▼

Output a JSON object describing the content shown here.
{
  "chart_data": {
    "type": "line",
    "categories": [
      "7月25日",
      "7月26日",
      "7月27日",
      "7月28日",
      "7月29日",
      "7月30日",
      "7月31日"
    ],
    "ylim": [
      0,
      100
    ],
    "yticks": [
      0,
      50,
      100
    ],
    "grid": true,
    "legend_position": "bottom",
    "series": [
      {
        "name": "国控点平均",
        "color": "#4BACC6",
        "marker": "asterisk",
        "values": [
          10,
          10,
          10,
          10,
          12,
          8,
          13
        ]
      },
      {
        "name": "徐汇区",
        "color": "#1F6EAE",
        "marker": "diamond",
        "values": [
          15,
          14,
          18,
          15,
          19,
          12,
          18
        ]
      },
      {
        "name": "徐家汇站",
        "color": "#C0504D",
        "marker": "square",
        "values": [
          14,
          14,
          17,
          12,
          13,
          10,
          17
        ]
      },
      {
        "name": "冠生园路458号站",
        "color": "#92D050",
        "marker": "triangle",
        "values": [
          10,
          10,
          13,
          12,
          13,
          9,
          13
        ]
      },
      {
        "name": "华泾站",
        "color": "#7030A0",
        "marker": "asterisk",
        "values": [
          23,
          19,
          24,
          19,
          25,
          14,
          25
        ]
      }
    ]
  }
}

▲

**Direction**
Each line of the material should be echoed exactly.

**Result below**
Output a JSON object describing the content shown here.
{
  "chart_data": {
    "type": "line",
    "categories": [
      "7月25日",
      "7月26日",
      "7月27日",
      "7月28日",
      "7月29日",
      "7月30日",
      "7月31日"
    ],
    "ylim": [
      0,
      100
    ],
    "yticks": [
      0,
      50,
      100
    ],
    "grid": true,
    "legend_position": "bottom",
    "series": [
      {
        "name": "国控点平均",
        "color": "#4BACC6",
        "marker": "asterisk",
        "values": [
          10,
          10,
          10,
          10,
          12,
          8,
          13
        ]
      },
      {
        "name": "徐汇区",
        "color": "#1F6EAE",
        "marker": "diamond",
        "values": [
          15,
          14,
          18,
          15,
          19,
          12,
          18
        ]
      },
      {
        "name": "徐家汇站",
        "color": "#C0504D",
        "marker": "square",
        "values": [
          14,
          14,
          17,
          12,
          13,
          10,
          17
        ]
      },
      {
        "name": "冠生园路458号站",
        "color": "#92D050",
        "marker": "triangle",
        "values": [
          10,
          10,
          13,
          12,
          13,
          9,
          13
        ]
      },
      {
        "name": "华泾站",
        "color": "#7030A0",
        "marker": "asterisk",
        "values": [
          23,
          19,
          24,
          19,
          25,
          14,
          25
        ]
      }
    ]
  }
}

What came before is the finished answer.